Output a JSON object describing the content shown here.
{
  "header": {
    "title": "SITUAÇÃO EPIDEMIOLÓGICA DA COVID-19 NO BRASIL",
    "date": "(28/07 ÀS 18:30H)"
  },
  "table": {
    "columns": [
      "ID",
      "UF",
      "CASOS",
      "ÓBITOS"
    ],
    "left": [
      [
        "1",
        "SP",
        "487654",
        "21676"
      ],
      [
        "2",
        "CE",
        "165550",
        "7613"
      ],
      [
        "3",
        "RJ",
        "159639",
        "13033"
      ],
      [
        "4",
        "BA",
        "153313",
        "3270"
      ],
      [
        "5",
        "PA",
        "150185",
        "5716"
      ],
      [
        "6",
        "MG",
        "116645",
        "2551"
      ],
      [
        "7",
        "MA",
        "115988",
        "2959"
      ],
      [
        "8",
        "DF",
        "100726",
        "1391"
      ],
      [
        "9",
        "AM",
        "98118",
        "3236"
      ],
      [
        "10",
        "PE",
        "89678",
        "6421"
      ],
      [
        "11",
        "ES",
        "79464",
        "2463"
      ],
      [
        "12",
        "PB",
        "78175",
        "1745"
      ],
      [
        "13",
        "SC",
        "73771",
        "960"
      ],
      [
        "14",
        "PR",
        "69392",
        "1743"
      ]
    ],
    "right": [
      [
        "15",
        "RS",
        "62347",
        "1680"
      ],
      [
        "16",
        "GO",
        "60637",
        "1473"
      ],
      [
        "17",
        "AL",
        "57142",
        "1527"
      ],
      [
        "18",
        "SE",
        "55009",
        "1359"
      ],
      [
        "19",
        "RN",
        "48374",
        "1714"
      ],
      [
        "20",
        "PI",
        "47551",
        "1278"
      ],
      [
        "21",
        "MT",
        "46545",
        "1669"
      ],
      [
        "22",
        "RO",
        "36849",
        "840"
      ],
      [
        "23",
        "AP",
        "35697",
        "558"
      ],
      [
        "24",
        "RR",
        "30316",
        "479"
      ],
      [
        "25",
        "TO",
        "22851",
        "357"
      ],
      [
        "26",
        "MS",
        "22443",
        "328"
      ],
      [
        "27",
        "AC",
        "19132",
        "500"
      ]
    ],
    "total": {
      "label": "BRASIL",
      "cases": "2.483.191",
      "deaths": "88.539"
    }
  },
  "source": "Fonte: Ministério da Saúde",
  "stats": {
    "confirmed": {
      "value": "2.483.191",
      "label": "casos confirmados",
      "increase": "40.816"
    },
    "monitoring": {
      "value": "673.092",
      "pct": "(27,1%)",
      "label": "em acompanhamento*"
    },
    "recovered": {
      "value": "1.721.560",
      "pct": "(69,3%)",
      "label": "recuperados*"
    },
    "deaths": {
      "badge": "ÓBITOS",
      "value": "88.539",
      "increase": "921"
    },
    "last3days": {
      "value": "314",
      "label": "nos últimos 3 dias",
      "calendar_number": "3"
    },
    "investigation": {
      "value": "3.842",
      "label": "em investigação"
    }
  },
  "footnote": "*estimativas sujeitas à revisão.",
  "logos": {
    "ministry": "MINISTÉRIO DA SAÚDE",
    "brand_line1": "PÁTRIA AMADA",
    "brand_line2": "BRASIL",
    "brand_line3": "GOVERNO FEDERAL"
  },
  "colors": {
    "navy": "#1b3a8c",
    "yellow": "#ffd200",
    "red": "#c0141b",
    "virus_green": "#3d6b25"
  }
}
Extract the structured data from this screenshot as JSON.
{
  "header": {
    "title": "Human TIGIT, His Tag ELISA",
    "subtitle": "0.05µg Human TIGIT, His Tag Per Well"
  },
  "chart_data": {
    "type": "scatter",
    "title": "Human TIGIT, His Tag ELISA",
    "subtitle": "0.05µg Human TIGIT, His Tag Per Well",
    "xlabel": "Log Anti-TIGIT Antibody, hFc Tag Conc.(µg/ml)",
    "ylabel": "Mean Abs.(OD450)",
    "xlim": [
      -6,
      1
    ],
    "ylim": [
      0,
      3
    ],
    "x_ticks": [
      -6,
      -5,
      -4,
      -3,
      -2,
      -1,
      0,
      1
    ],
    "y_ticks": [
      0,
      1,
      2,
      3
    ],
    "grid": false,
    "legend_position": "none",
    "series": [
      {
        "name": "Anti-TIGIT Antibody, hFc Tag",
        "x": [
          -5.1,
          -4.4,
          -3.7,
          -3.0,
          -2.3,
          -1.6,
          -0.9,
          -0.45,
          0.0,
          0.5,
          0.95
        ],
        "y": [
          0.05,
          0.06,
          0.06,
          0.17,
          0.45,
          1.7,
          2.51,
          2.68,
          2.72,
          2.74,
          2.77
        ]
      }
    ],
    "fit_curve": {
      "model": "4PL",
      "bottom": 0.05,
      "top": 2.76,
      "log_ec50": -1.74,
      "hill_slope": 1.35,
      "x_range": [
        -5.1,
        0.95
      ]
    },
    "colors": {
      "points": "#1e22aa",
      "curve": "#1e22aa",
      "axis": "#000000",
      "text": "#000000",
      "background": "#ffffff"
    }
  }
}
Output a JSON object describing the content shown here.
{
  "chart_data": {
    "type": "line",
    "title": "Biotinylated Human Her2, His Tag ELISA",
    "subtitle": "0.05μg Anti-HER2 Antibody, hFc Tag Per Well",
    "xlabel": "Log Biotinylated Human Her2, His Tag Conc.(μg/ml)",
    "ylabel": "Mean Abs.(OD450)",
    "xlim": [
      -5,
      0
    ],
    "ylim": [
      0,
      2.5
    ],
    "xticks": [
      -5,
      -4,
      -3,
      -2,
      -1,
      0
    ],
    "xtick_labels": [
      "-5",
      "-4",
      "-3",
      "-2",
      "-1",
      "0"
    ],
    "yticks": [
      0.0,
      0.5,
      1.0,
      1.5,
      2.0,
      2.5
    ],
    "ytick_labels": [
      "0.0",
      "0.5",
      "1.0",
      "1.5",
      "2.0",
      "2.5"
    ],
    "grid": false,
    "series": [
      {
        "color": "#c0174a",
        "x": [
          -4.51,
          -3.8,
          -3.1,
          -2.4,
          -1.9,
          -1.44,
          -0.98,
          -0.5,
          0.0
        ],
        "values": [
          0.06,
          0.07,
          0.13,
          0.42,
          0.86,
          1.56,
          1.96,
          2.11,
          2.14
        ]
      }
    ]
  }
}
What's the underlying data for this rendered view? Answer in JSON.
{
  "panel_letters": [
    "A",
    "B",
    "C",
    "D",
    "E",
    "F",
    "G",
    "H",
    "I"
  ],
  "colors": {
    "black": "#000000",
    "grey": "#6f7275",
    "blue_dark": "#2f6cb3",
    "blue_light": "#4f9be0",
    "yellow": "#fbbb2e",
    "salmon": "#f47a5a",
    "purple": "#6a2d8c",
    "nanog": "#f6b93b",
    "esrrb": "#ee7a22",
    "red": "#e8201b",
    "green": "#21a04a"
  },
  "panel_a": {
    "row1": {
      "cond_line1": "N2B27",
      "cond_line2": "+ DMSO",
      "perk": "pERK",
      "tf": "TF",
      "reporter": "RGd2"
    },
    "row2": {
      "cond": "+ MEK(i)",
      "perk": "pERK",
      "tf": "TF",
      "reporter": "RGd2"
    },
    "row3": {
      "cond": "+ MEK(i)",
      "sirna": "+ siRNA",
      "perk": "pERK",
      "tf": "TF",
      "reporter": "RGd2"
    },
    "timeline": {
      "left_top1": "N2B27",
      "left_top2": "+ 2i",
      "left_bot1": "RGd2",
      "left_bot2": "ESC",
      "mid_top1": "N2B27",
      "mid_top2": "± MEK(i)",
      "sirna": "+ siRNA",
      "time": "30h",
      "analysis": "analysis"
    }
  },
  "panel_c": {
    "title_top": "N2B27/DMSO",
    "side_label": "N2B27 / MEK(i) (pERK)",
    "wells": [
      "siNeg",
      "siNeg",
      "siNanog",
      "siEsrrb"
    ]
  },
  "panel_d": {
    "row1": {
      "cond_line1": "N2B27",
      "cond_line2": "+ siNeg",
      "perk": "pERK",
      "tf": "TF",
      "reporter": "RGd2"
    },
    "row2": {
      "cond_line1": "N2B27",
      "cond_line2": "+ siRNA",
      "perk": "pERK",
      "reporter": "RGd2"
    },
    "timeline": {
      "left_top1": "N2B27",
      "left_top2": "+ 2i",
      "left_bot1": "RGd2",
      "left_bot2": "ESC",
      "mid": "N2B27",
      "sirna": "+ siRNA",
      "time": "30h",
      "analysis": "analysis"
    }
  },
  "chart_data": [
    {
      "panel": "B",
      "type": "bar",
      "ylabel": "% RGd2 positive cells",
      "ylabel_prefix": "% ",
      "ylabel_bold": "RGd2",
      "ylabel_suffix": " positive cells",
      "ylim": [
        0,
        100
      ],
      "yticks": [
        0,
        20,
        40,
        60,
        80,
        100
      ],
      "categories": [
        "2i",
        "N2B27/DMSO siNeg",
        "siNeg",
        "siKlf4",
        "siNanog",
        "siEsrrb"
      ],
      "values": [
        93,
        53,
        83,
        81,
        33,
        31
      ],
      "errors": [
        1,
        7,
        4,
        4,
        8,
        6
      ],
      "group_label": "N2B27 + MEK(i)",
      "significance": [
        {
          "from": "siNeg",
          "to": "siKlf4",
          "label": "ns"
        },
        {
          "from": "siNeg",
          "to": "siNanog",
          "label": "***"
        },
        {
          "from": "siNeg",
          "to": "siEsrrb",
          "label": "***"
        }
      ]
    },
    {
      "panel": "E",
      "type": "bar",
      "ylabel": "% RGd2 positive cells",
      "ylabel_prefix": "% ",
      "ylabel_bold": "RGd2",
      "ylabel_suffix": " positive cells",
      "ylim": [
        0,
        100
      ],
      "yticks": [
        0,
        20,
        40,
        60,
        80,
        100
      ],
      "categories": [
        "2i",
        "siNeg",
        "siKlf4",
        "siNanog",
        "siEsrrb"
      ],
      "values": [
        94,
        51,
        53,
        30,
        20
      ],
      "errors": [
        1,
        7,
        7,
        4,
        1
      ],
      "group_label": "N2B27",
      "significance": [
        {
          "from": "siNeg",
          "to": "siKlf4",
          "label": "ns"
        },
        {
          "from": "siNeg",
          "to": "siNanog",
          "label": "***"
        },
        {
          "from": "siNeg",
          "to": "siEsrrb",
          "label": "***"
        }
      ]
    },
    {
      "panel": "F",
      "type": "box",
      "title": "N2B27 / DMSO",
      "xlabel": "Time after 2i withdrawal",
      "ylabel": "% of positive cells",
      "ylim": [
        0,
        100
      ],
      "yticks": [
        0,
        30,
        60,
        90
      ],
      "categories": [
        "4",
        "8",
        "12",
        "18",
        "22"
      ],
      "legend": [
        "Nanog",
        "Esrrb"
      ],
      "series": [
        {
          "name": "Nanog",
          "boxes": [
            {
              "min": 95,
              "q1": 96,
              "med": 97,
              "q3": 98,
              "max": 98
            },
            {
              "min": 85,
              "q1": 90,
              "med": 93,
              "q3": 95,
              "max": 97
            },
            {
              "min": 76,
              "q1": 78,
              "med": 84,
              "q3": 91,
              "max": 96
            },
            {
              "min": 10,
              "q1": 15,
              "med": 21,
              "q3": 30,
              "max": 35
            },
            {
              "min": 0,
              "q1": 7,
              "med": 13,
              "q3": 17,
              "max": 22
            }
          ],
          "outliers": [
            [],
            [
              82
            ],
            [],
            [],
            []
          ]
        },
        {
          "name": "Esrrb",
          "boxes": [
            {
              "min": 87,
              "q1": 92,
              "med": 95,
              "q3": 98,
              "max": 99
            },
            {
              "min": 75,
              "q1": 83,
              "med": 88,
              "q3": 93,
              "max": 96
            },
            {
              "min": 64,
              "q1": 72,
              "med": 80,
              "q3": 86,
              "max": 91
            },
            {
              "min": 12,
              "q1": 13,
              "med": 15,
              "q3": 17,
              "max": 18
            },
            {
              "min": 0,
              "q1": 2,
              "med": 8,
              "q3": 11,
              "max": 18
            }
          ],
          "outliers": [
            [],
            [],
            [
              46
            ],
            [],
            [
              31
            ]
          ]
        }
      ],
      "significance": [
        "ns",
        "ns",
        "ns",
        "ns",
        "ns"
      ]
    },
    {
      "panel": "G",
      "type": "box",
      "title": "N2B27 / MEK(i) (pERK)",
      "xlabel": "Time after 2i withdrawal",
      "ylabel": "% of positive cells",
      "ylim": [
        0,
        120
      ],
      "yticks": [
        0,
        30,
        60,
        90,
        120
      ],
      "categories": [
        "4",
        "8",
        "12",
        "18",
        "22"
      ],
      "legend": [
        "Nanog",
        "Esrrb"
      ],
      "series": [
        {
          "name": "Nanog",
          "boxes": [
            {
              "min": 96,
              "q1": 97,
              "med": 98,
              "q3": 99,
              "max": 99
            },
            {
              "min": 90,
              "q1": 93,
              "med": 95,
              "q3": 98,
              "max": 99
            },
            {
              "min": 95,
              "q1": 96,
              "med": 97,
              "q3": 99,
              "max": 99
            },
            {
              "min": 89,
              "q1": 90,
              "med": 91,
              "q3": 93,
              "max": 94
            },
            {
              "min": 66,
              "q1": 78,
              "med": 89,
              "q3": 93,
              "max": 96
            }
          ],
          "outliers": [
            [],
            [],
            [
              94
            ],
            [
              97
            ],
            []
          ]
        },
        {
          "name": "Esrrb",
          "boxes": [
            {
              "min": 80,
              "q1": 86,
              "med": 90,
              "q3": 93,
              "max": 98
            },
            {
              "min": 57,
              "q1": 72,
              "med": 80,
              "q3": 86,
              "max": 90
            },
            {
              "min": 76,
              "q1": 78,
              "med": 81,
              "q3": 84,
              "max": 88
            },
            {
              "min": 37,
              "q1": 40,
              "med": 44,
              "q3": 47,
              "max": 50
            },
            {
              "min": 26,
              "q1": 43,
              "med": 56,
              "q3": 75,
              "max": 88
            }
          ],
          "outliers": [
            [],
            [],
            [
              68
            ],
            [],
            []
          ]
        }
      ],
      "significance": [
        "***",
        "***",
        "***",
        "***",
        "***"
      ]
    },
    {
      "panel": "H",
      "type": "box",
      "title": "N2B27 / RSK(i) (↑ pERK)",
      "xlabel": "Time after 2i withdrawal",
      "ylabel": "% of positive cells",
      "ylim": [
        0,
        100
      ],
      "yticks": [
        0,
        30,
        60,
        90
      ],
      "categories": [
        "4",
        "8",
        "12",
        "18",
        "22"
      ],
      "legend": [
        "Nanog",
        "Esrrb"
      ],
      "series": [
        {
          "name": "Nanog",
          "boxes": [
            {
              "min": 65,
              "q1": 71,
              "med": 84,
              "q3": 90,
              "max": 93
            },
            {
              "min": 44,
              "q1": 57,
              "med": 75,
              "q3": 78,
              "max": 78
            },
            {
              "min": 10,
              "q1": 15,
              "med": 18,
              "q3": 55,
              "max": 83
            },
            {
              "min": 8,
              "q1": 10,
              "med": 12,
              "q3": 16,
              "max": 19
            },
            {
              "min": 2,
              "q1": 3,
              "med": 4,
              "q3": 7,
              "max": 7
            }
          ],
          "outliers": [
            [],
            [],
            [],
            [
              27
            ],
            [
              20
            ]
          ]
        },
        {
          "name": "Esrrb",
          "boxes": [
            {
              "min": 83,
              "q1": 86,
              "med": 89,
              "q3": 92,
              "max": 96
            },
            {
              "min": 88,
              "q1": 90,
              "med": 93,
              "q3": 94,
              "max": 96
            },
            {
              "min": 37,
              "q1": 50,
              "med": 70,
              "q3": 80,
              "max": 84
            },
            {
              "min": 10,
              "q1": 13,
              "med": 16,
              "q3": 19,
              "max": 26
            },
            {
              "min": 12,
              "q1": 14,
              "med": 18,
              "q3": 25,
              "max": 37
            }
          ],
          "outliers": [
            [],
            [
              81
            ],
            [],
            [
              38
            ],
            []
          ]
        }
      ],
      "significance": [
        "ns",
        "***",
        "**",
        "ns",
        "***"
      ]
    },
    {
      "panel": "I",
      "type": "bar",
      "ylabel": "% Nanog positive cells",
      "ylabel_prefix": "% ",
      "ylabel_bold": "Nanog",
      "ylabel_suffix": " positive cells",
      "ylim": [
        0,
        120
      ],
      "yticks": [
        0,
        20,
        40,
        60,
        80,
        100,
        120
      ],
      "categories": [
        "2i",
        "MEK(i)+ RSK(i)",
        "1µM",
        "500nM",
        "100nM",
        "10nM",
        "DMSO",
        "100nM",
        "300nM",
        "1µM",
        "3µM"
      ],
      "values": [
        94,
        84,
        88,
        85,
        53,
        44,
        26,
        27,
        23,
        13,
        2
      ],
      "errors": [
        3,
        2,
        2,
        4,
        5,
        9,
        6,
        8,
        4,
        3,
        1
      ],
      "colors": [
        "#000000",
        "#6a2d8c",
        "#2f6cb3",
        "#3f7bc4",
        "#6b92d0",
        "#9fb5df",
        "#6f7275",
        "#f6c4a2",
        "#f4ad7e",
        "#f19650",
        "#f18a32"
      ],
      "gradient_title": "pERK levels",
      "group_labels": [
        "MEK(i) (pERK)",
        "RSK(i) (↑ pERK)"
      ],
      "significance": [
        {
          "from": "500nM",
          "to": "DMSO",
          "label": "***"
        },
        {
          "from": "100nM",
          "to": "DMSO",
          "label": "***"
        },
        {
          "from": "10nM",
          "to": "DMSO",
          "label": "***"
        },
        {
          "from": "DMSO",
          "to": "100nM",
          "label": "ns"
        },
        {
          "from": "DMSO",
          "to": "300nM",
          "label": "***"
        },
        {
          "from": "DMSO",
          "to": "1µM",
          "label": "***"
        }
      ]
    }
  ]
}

▶ [TASK PROMPT]
Every line containing the word "Biotinylated" must be copied from the material above.

▶ [ANSWER TO THIS EXERCISE]
    "title": "Biotinylated Human Her2, His Tag ELISA",
    "xlabel": "Log Biotinylated Human Her2, His Tag Conc.(μg/ml)",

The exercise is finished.